• [What is expected] Extract every line of the material that holds the string "Length".

:: Supplied material ::

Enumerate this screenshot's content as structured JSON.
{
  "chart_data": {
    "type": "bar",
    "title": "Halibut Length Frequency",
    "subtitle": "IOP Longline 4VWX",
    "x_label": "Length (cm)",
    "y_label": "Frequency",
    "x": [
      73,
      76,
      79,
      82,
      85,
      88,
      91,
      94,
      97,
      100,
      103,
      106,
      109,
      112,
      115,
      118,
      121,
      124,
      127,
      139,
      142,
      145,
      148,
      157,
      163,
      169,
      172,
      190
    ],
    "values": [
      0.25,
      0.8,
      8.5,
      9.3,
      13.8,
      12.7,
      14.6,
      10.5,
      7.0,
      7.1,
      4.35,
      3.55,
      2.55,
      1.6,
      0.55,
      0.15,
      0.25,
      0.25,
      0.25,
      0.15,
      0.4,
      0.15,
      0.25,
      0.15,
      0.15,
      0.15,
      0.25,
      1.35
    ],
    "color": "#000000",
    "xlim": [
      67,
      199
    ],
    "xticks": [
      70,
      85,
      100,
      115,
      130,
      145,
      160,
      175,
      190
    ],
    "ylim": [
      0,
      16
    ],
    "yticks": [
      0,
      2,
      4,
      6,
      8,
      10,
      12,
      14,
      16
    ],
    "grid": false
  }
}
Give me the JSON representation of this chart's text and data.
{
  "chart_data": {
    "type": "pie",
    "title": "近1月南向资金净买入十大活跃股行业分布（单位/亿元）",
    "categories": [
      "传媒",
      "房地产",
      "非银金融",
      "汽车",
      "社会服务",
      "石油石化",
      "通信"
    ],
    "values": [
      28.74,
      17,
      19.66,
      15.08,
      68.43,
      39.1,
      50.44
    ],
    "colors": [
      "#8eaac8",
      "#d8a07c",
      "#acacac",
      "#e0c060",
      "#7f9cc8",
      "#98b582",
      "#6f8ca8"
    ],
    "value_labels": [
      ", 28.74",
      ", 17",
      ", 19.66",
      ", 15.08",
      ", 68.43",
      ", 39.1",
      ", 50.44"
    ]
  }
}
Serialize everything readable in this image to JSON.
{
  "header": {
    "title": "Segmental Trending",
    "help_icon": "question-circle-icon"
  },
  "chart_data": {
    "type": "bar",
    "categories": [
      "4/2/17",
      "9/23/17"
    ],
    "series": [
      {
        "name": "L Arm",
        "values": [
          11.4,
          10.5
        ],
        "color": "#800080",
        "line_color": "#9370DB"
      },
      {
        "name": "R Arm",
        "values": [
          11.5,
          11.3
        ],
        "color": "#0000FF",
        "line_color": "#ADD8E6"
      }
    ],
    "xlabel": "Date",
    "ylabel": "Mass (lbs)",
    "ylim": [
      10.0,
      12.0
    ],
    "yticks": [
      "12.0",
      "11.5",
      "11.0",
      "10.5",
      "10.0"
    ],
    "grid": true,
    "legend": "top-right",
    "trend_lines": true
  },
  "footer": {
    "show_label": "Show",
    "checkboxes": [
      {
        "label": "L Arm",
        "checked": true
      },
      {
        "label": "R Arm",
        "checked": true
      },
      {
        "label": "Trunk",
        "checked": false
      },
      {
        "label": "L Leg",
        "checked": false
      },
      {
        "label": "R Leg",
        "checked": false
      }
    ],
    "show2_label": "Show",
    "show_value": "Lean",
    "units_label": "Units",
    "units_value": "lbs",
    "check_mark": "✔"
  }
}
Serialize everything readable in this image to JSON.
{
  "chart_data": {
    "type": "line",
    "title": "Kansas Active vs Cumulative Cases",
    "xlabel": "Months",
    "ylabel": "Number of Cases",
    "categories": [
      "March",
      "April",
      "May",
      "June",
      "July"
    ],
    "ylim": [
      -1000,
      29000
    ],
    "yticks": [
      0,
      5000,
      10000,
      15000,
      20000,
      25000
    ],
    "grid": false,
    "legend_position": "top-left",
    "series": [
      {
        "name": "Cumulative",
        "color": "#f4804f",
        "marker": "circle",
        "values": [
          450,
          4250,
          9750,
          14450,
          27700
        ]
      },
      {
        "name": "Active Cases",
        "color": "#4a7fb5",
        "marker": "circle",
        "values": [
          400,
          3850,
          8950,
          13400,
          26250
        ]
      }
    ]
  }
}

:::

• [Output of the exercise]
    "title": "Halibut Length Frequency",
    "x_label": "Length (cm)",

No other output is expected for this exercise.